---------- DATA IN THIS EXERCISE ----------

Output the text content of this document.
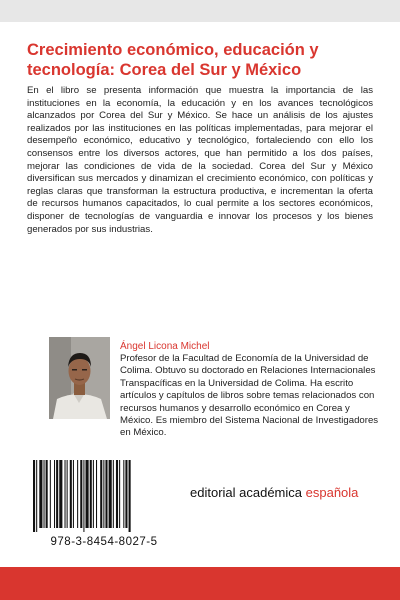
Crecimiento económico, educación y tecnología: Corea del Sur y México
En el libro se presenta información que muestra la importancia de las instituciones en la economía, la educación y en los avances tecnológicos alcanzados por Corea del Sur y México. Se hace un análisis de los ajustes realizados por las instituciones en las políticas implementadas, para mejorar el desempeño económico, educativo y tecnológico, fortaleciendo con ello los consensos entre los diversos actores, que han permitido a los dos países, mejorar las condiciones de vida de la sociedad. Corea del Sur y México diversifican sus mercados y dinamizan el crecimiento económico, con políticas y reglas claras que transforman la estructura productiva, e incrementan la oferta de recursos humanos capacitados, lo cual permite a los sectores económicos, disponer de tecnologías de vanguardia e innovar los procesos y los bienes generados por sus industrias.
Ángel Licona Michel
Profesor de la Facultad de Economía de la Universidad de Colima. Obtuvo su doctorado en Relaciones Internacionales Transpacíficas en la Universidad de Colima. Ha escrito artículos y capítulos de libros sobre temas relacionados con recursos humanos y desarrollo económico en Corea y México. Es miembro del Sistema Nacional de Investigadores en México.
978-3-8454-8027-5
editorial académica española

----------
---------- DATA IN THIS EXERCISE ----------

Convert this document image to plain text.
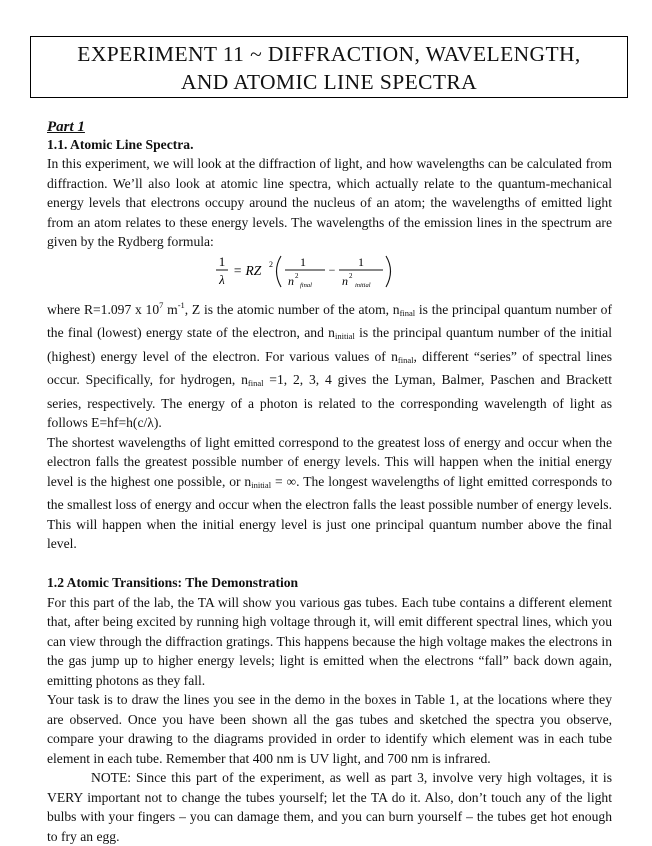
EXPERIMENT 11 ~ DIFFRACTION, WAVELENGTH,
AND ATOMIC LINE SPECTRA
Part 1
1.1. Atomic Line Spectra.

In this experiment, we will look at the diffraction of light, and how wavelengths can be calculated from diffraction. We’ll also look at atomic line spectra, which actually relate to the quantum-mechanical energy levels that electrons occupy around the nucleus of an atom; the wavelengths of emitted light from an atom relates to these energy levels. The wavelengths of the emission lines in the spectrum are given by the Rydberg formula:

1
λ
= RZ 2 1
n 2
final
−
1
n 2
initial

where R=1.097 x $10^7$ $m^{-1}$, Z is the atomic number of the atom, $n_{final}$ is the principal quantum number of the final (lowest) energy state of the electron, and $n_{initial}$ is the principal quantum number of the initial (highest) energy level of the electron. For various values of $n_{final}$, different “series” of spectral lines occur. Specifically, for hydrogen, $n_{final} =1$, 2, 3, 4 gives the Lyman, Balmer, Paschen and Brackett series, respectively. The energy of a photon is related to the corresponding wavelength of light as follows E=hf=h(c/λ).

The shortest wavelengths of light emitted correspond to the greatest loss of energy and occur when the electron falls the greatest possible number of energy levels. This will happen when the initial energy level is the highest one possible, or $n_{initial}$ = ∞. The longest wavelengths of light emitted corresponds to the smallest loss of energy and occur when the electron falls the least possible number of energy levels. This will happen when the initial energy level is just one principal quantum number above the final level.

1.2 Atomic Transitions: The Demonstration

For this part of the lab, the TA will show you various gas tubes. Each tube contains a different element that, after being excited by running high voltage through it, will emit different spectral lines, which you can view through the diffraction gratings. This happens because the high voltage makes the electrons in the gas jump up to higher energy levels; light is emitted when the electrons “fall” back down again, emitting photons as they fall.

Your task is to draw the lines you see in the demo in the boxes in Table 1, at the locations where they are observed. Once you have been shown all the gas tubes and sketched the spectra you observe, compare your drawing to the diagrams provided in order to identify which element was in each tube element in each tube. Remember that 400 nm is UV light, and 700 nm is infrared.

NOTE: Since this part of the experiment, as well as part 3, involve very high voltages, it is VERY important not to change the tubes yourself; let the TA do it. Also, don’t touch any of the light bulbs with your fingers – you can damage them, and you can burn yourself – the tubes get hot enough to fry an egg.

----------

### WHAT YOU HAVE TO DO
Each line that contains the word "educación" counts toward the total; give only that total.

### SOLVED PROBLEM
2